• [WHAT TO DO] Output each line exactly as it appears, skipping any embedded picture.

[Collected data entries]

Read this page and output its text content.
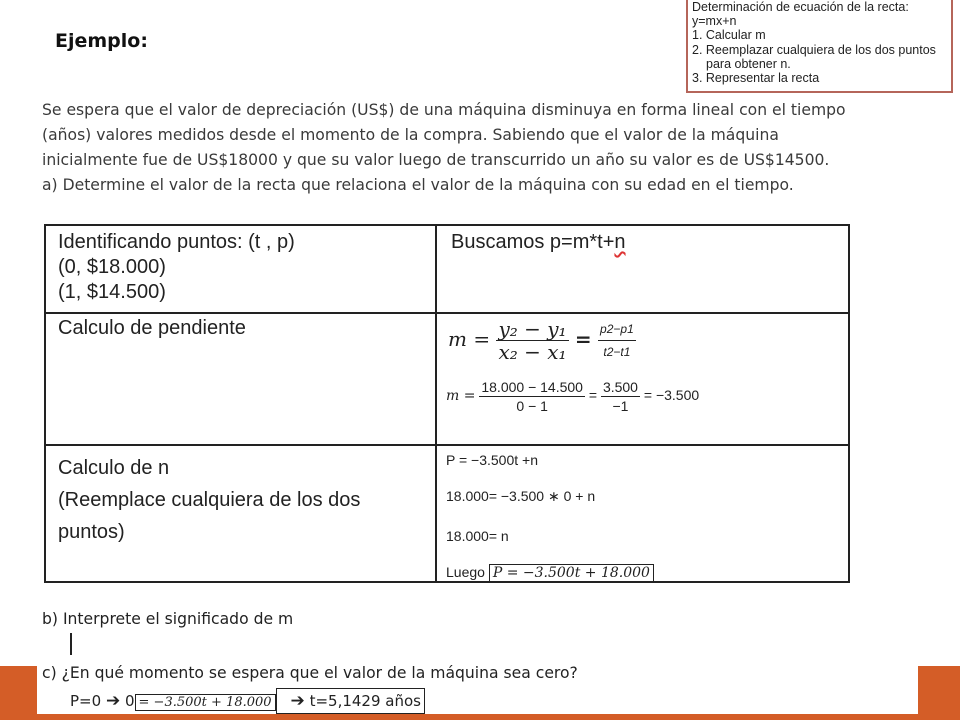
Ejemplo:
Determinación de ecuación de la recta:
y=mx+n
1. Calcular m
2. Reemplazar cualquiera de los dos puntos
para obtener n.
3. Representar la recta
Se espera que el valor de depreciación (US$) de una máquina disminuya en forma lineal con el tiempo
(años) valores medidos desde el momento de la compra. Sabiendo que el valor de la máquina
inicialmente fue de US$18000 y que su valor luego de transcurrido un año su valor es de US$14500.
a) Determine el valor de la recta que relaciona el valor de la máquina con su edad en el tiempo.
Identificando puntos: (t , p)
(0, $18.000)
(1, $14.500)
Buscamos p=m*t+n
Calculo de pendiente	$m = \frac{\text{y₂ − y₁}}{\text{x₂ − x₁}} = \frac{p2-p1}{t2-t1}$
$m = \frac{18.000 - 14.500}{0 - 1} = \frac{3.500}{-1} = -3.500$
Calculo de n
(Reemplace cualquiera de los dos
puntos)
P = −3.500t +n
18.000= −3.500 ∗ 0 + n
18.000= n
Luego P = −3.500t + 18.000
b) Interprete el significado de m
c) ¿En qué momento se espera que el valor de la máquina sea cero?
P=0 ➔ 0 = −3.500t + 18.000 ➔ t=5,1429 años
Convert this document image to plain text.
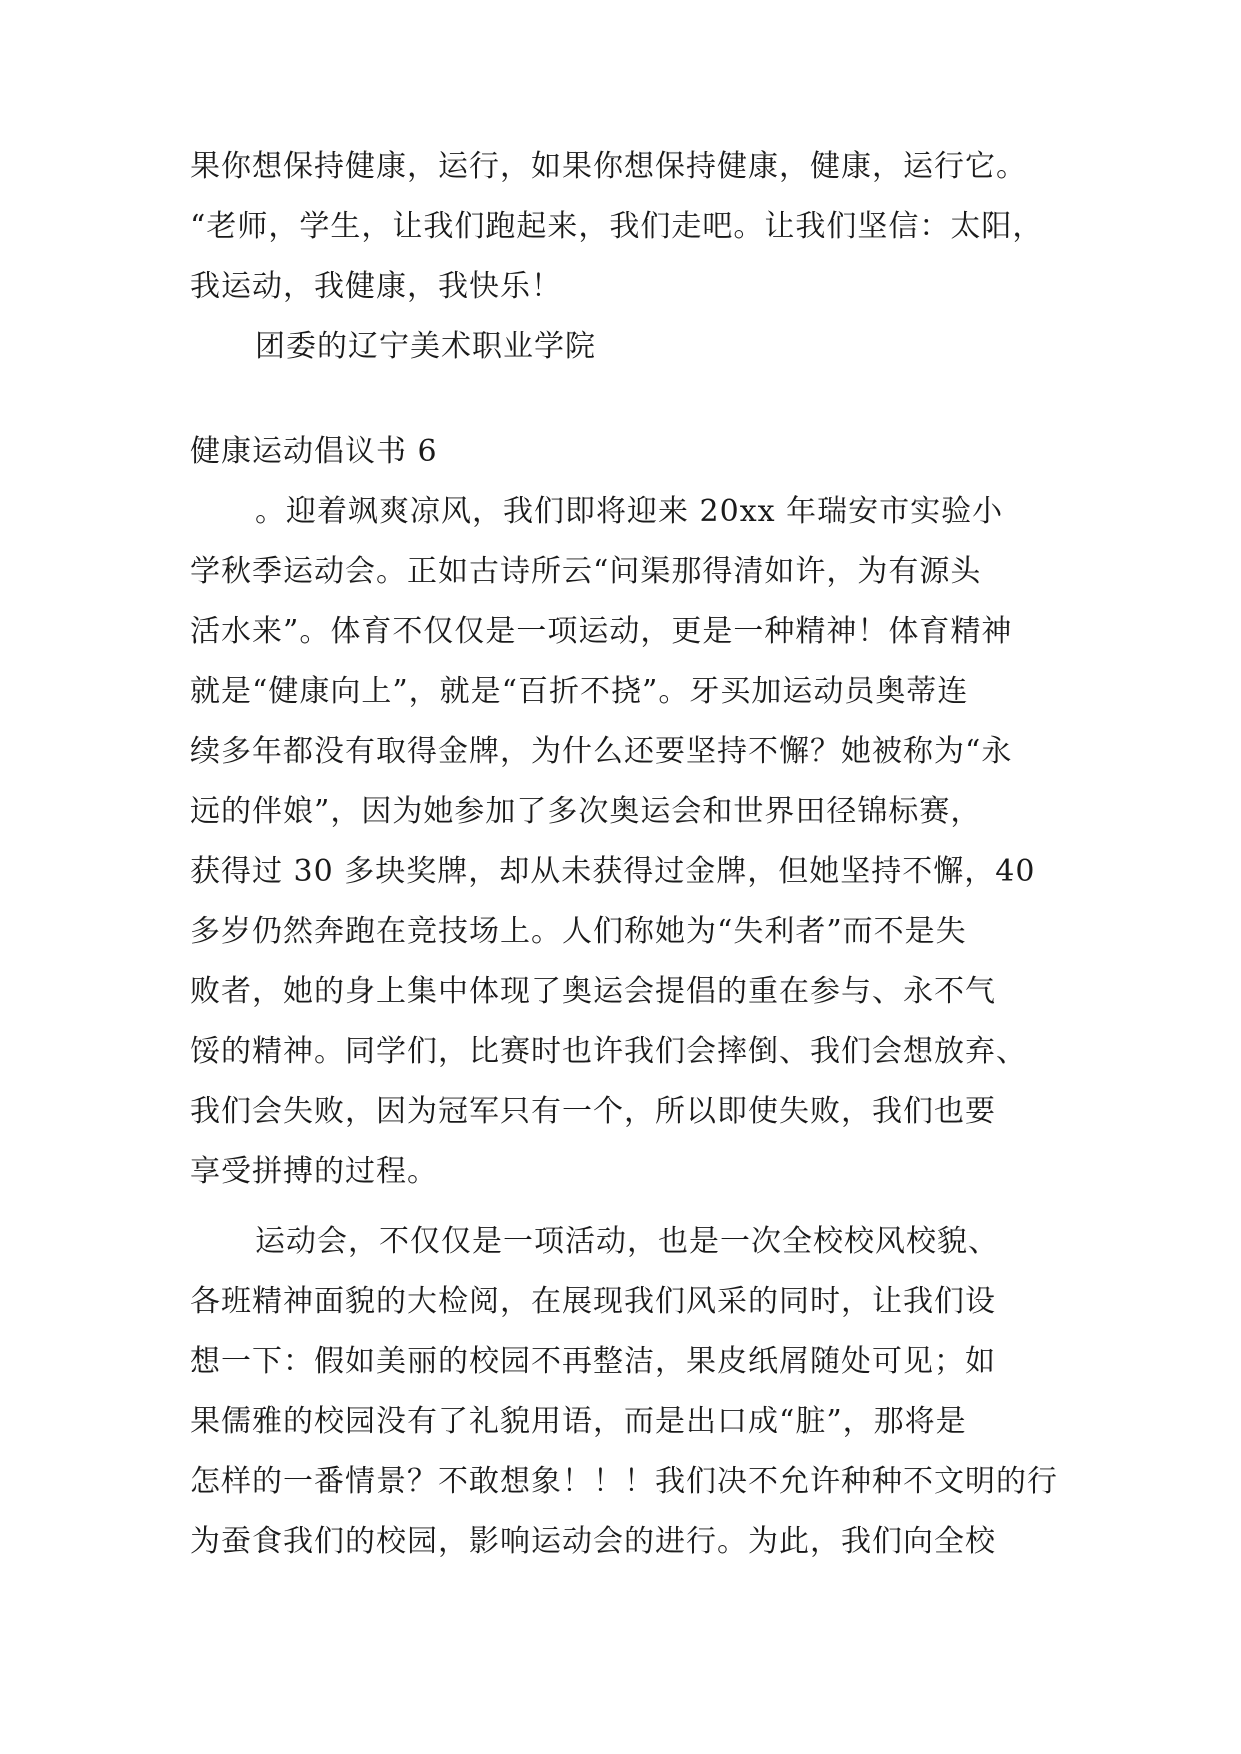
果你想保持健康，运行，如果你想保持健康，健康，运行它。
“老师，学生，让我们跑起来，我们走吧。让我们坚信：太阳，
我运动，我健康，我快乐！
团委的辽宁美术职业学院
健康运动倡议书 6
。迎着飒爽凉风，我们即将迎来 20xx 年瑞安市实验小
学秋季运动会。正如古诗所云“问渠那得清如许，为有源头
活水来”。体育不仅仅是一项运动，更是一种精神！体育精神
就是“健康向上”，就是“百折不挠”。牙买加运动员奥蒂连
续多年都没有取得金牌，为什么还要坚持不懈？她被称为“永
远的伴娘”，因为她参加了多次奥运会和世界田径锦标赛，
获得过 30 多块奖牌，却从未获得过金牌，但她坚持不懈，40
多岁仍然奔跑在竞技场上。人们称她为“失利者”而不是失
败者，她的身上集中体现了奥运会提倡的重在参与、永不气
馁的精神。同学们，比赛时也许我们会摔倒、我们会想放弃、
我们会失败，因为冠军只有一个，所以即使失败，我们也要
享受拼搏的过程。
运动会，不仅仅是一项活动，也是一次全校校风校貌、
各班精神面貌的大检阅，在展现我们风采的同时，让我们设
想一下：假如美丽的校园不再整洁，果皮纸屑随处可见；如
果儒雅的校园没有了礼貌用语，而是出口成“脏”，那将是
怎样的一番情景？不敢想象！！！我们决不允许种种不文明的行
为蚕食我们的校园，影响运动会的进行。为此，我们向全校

• [ANSWER TO THE TASK]
Read this page and output its text content.
Ejemplo:
Determinación de ecuación de la recta:
y=mx+n
1. Calcular m
2. Reemplazar cualquiera de los dos puntos
para obtener n.
3. Representar la recta
Se espera que el valor de depreciación (US$) de una máquina disminuya en forma lineal con el tiempo
(años) valores medidos desde el momento de la compra. Sabiendo que el valor de la máquina
inicialmente fue de US$18000 y que su valor luego de transcurrido un año su valor es de US$14500.
a) Determine el valor de la recta que relaciona el valor de la máquina con su edad en el tiempo.
Identificando puntos: (t , p)
(0, $18.000)
(1, $14.500)
Buscamos p=m*t+n
Calculo de pendiente	$m = \frac{\text{y₂ − y₁}}{\text{x₂ − x₁}} = \frac{p2-p1}{t2-t1}$
$m = \frac{18.000 - 14.500}{0 - 1} = \frac{3.500}{-1} = -3.500$
Calculo de n
(Reemplace cualquiera de los dos
puntos)
P = −3.500t +n
18.000= −3.500 ∗ 0 + n
18.000= n
Luego P = −3.500t + 18.000
b) Interprete el significado de m
c) ¿En qué momento se espera que el valor de la máquina sea cero?
P=0 ➔ 0 = −3.500t + 18.000 ➔ t=5,1429 años
Convert this document image to plain text.
果你想保持健康，运行，如果你想保持健康，健康，运行它。
“老师，学生，让我们跑起来，我们走吧。让我们坚信：太阳，
我运动，我健康，我快乐！
团委的辽宁美术职业学院
健康运动倡议书 6
。迎着飒爽凉风，我们即将迎来 20xx 年瑞安市实验小
学秋季运动会。正如古诗所云“问渠那得清如许，为有源头
活水来”。体育不仅仅是一项运动，更是一种精神！体育精神
就是“健康向上”，就是“百折不挠”。牙买加运动员奥蒂连
续多年都没有取得金牌，为什么还要坚持不懈？她被称为“永
远的伴娘”，因为她参加了多次奥运会和世界田径锦标赛，
获得过 30 多块奖牌，却从未获得过金牌，但她坚持不懈，40
多岁仍然奔跑在竞技场上。人们称她为“失利者”而不是失
败者，她的身上集中体现了奥运会提倡的重在参与、永不气
馁的精神。同学们，比赛时也许我们会摔倒、我们会想放弃、
我们会失败，因为冠军只有一个，所以即使失败，我们也要
享受拼搏的过程。
运动会，不仅仅是一项活动，也是一次全校校风校貌、
各班精神面貌的大检阅，在展现我们风采的同时，让我们设
想一下：假如美丽的校园不再整洁，果皮纸屑随处可见；如
果儒雅的校园没有了礼貌用语，而是出口成“脏”，那将是
怎样的一番情景？不敢想象！！！我们决不允许种种不文明的行
为蚕食我们的校园，影响运动会的进行。为此，我们向全校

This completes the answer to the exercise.